---------- Dataset rows ----------

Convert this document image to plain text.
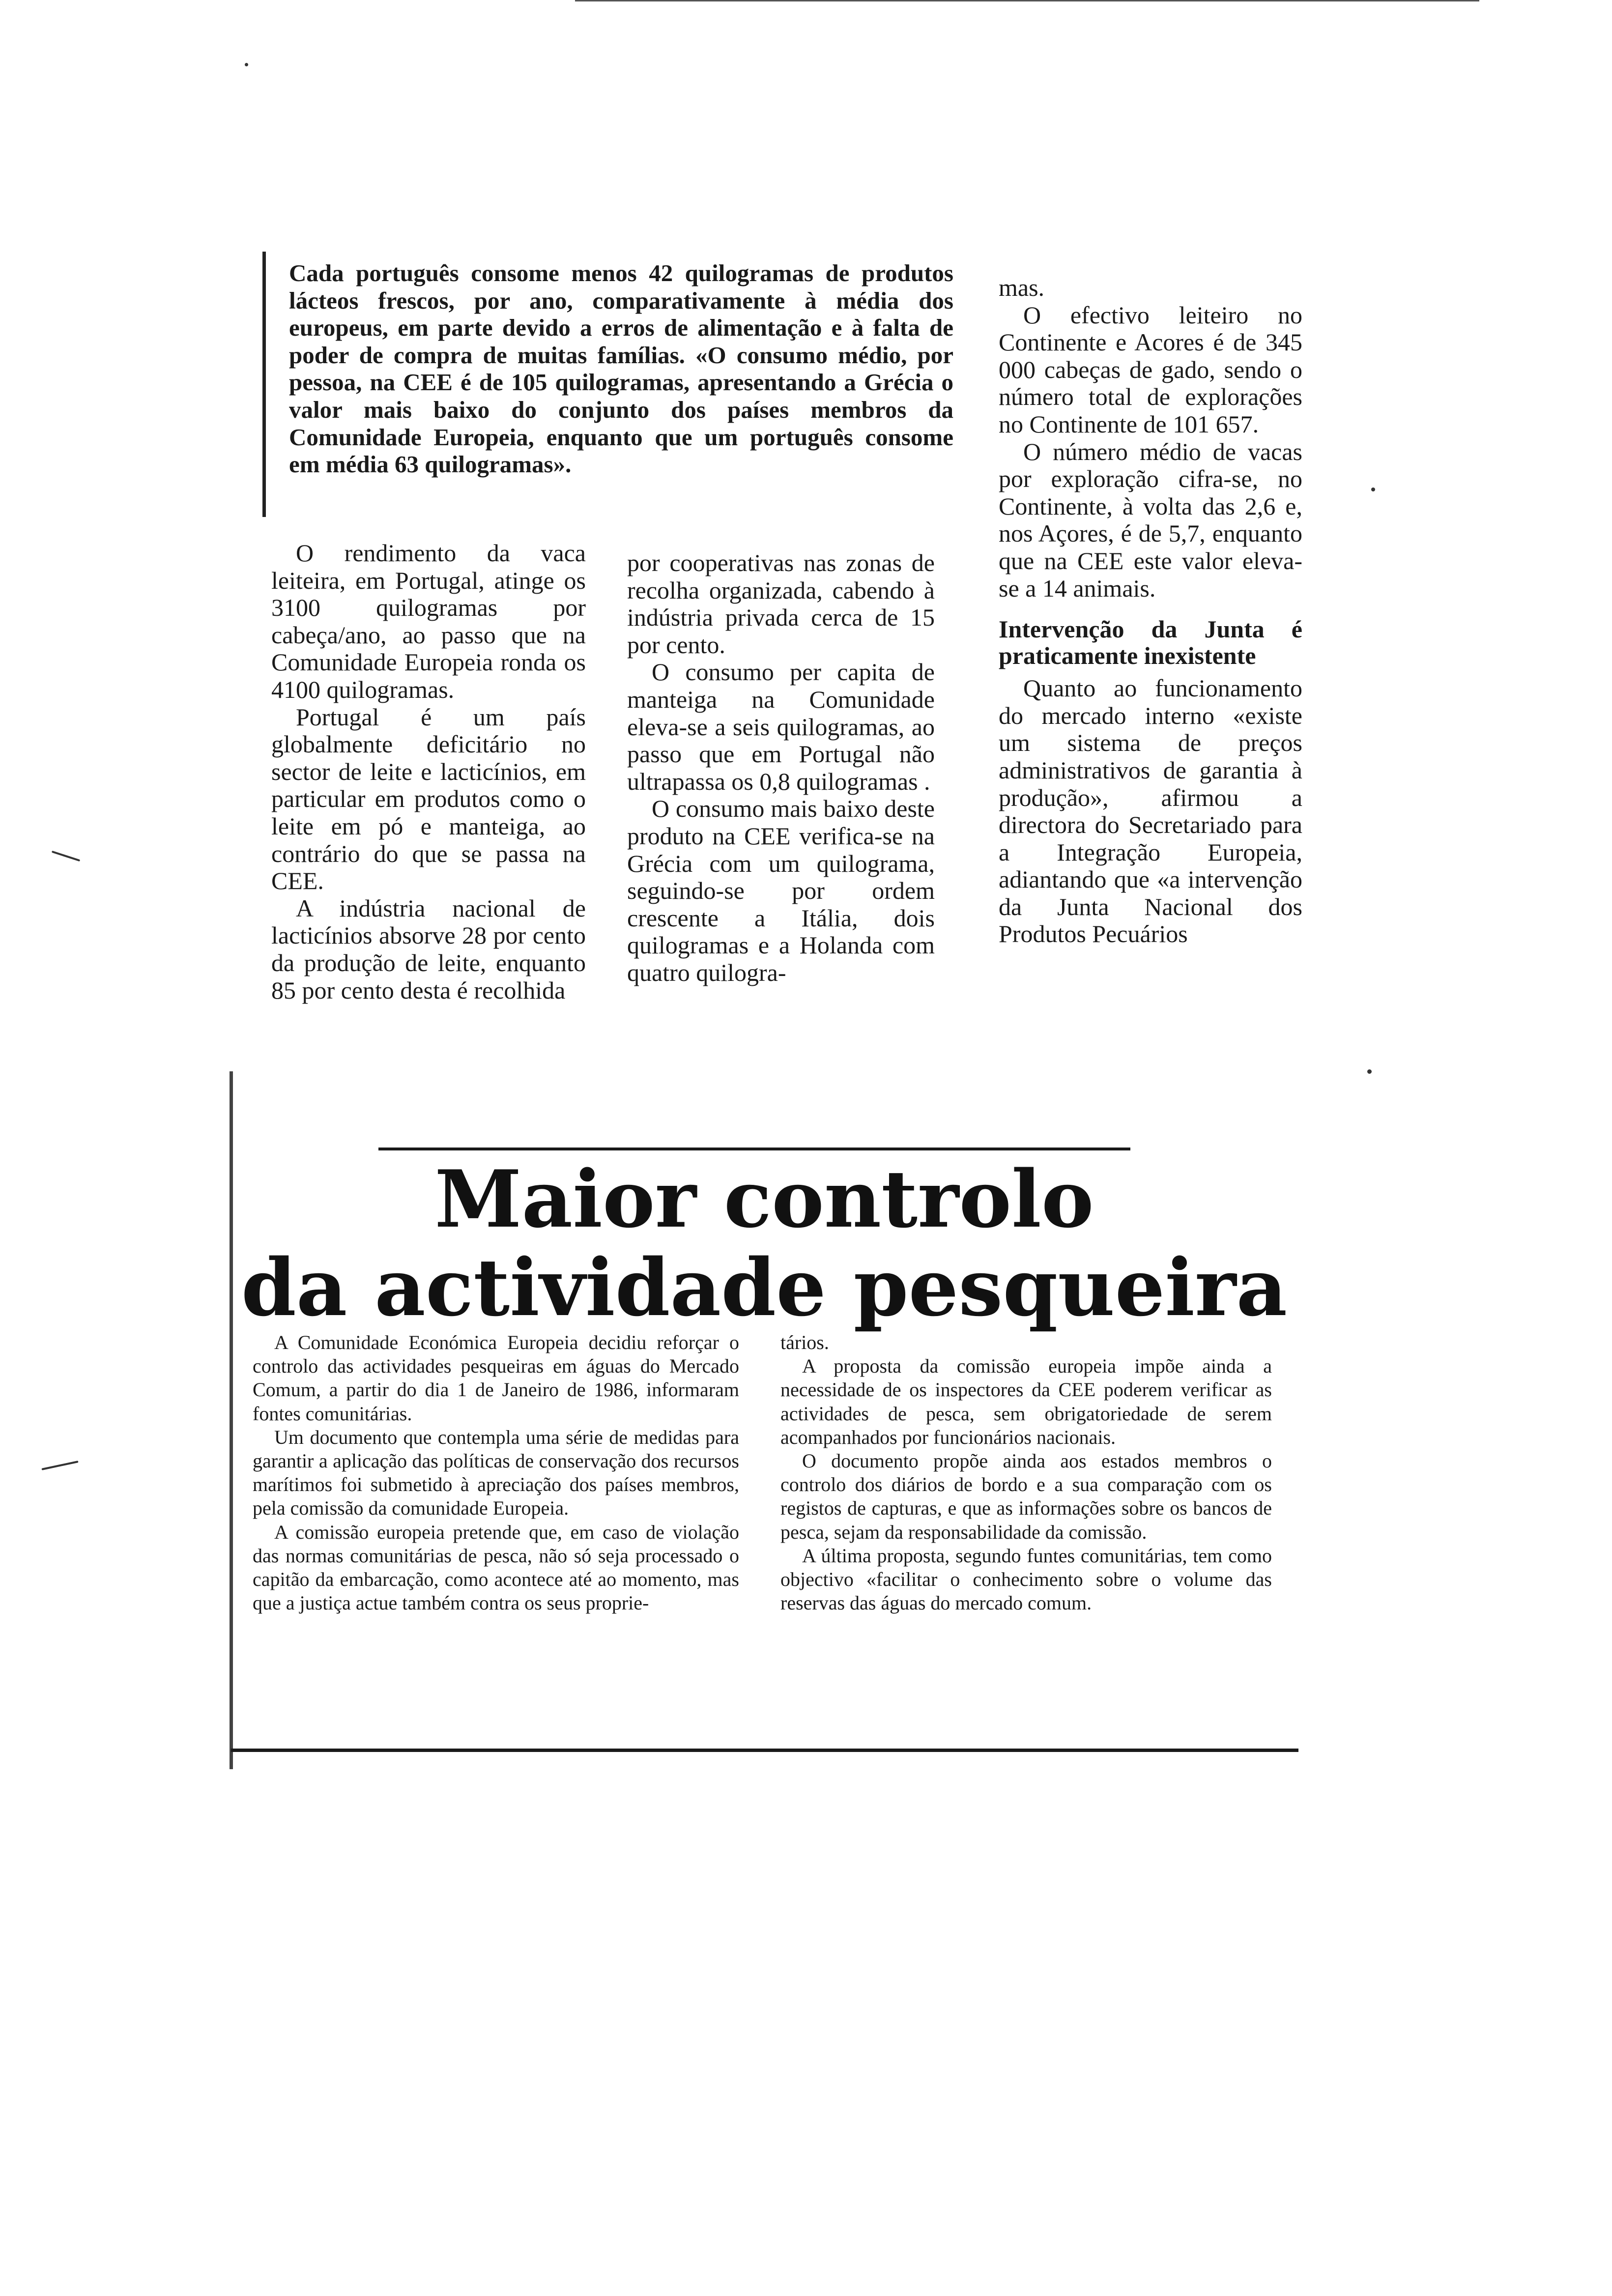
Cada português consome menos 42 quilogramas de produtos lácteos frescos, por ano, comparativamente à média dos europeus, em parte devido a erros de alimentação e à falta de poder de compra de muitas famílias. «O consumo médio, por pessoa, na CEE é de 105 quilogramas, apresentando a Grécia o valor mais baixo do conjunto dos países membros da Comunidade Europeia, enquanto que um português consome em média 63 quilogramas».

O rendimento da vaca leiteira, em Portugal, atinge os 3100 quilogramas por cabeça/ano, ao passo que na Comunidade Europeia ronda os 4100 quilogramas.

Portugal é um país globalmente deficitário no sector de leite e lacticínios, em particular em produtos como o leite em pó e manteiga, ao contrário do que se passa na CEE.

A indústria nacional de lacticínios absorve 28 por cento da produção de leite, enquanto 85 por cento desta é recolhida

por cooperativas nas zonas de recolha organizada, cabendo à indústria privada cerca de 15 por cento.

O consumo per capita de manteiga na Comunidade eleva-se a seis quilogramas, ao passo que em Portugal não ultrapassa os 0,8 quilogramas .

O consumo mais baixo deste produto na CEE verifica-se na Grécia com um quilograma, seguindo-se por ordem crescente a Itália, dois quilogramas e a Holanda com quatro quilogra-

mas.

O efectivo leiteiro no Continente e Acores é de 345 000 cabeças de gado, sendo o número total de explorações no Continente de 101 657.

O número médio de vacas por exploração cifra-se, no Continente, à volta das 2,6 e, nos Açores, é de 5,7, enquanto que na CEE este valor eleva-se a 14 animais.

Intervenção da Junta é praticamente inexistente

Quanto ao funcionamento do mercado interno «existe um sistema de preços administrativos de garantia à produção», afirmou a directora do Secretariado para a Integração Europeia, adiantando que «a intervenção da Junta Nacional dos Produtos Pecuários

Maior controlo
da actividade pesqueira

A Comunidade Económica Europeia decidiu reforçar o controlo das actividades pesqueiras em águas do Mercado Comum, a partir do dia 1 de Janeiro de 1986, informaram fontes comunitárias.

Um documento que contempla uma série de medidas para garantir a aplicação das políticas de conservação dos recursos marítimos foi submetido à apreciação dos países membros, pela comissão da comunidade Europeia.

A comissão europeia pretende que, em caso de violação das normas comunitárias de pesca, não só seja processado o capitão da embarcação, como acontece até ao momento, mas que a justiça actue também contra os seus proprie-

tários.

A proposta da comissão europeia impõe ainda a necessidade de os inspectores da CEE poderem verificar as actividades de pesca, sem obrigatoriedade de serem acompanhados por funcionários nacionais.

O documento propõe ainda aos estados membros o controlo dos diários de bordo e a sua comparação com os registos de capturas, e que as informações sobre os bancos de pesca, sejam da responsabilidade da comissão.

A última proposta, segundo funtes comunitárias, tem como objectivo «facilitar o conhecimento sobre o volume das reservas das águas do mercado comum.
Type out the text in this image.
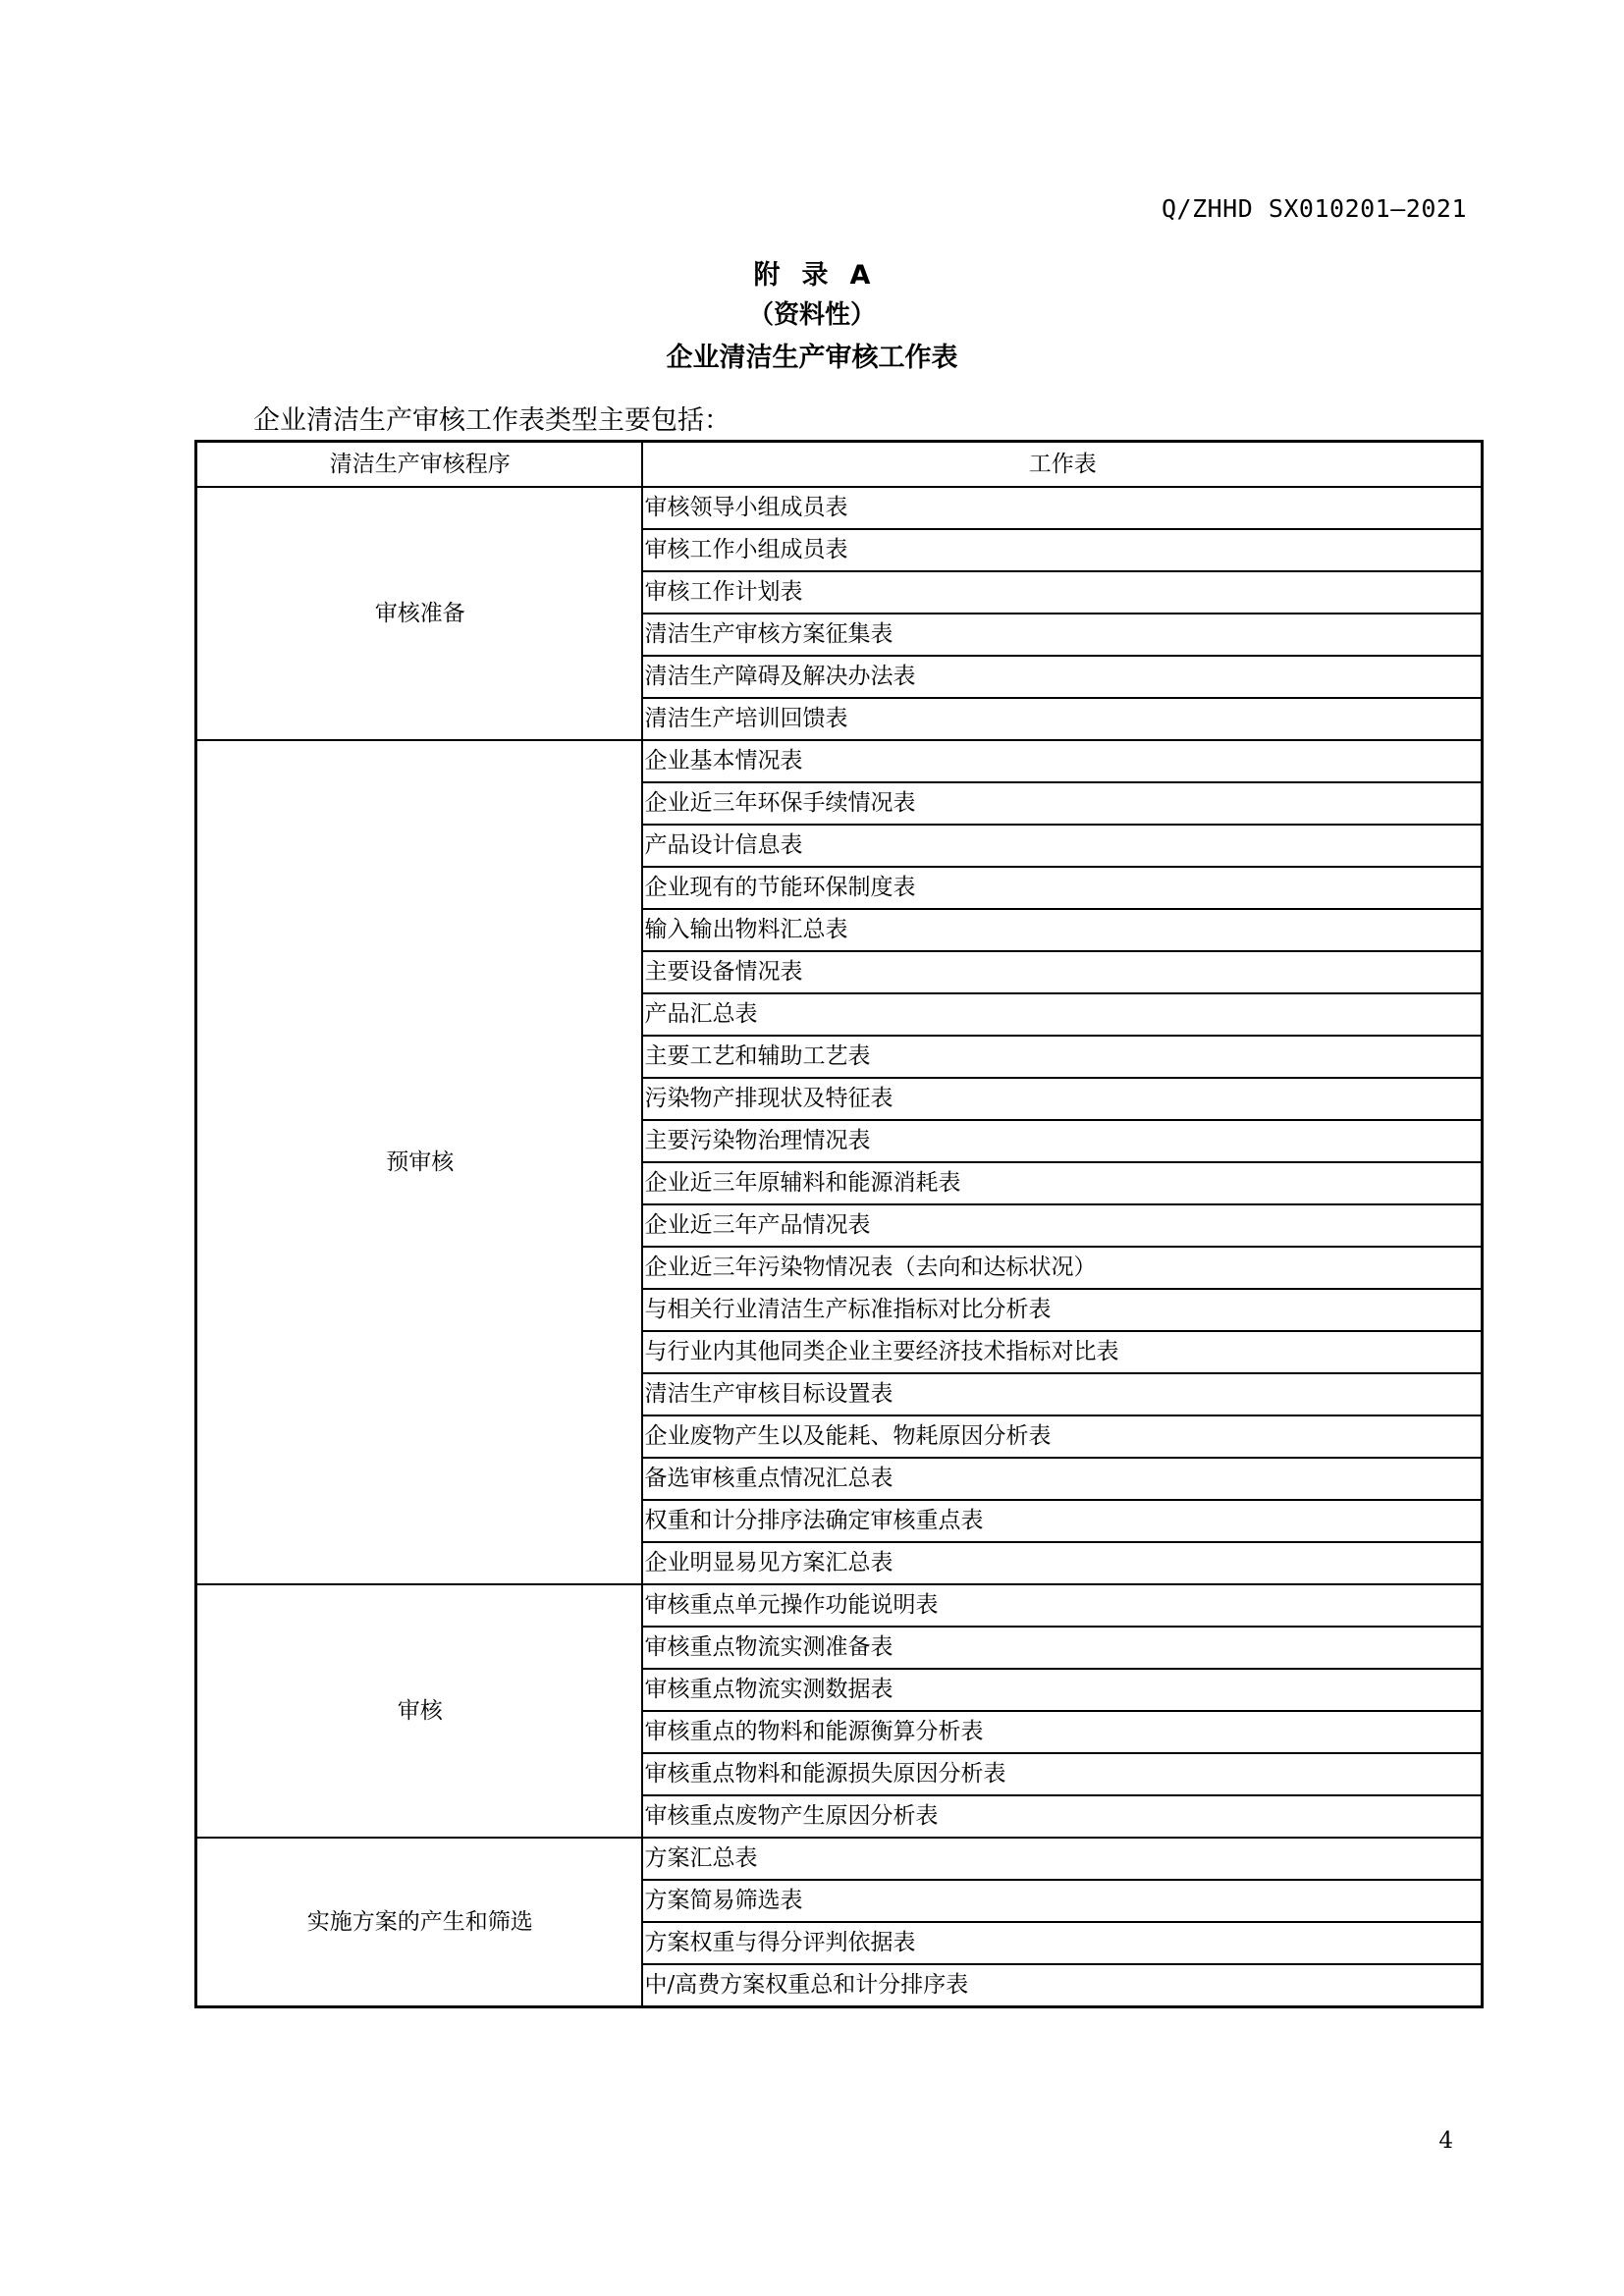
Q/ZHHD SX010201—2021
附 录 A
（资料性）
企业清洁生产审核工作表
企业清洁生产审核工作表类型主要包括：
清洁生产审核程序	工作表
审核准备	审核领导小组成员表
	审核工作小组成员表
	审核工作计划表
	清洁生产审核方案征集表
	清洁生产障碍及解决办法表
	清洁生产培训回馈表
预审核	企业基本情况表
	企业近三年环保手续情况表
	产品设计信息表
	企业现有的节能环保制度表
	输入输出物料汇总表
	主要设备情况表
	产品汇总表
	主要工艺和辅助工艺表
	污染物产排现状及特征表
	主要污染物治理情况表
	企业近三年原辅料和能源消耗表
	企业近三年产品情况表
	企业近三年污染物情况表（去向和达标状况）
	与相关行业清洁生产标准指标对比分析表
	与行业内其他同类企业主要经济技术指标对比表
	清洁生产审核目标设置表
	企业废物产生以及能耗、物耗原因分析表
	备选审核重点情况汇总表
	权重和计分排序法确定审核重点表
	企业明显易见方案汇总表
审核	审核重点单元操作功能说明表
	审核重点物流实测准备表
	审核重点物流实测数据表
	审核重点的物料和能源衡算分析表
	审核重点物料和能源损失原因分析表
	审核重点废物产生原因分析表
实施方案的产生和筛选	方案汇总表
	方案简易筛选表
	方案权重与得分评判依据表
	中/高费方案权重总和计分排序表
4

----------

Starting at the line that contains "Type out the text in this image.", please write out every line to the end of the entries, inclusive, copied exactly and with pictures omitted.

_Final answer_
Type out the text in this image.
Q/ZHHD SX010201—2021
附 录 A
（资料性）
企业清洁生产审核工作表
企业清洁生产审核工作表类型主要包括：
清洁生产审核程序	工作表
审核准备	审核领导小组成员表
	审核工作小组成员表
	审核工作计划表
	清洁生产审核方案征集表
	清洁生产障碍及解决办法表
	清洁生产培训回馈表
预审核	企业基本情况表
	企业近三年环保手续情况表
	产品设计信息表
	企业现有的节能环保制度表
	输入输出物料汇总表
	主要设备情况表
	产品汇总表
	主要工艺和辅助工艺表
	污染物产排现状及特征表
	主要污染物治理情况表
	企业近三年原辅料和能源消耗表
	企业近三年产品情况表
	企业近三年污染物情况表（去向和达标状况）
	与相关行业清洁生产标准指标对比分析表
	与行业内其他同类企业主要经济技术指标对比表
	清洁生产审核目标设置表
	企业废物产生以及能耗、物耗原因分析表
	备选审核重点情况汇总表
	权重和计分排序法确定审核重点表
	企业明显易见方案汇总表
审核	审核重点单元操作功能说明表
	审核重点物流实测准备表
	审核重点物流实测数据表
	审核重点的物料和能源衡算分析表
	审核重点物料和能源损失原因分析表
	审核重点废物产生原因分析表
实施方案的产生和筛选	方案汇总表
	方案简易筛选表
	方案权重与得分评判依据表
	中/高费方案权重总和计分排序表
4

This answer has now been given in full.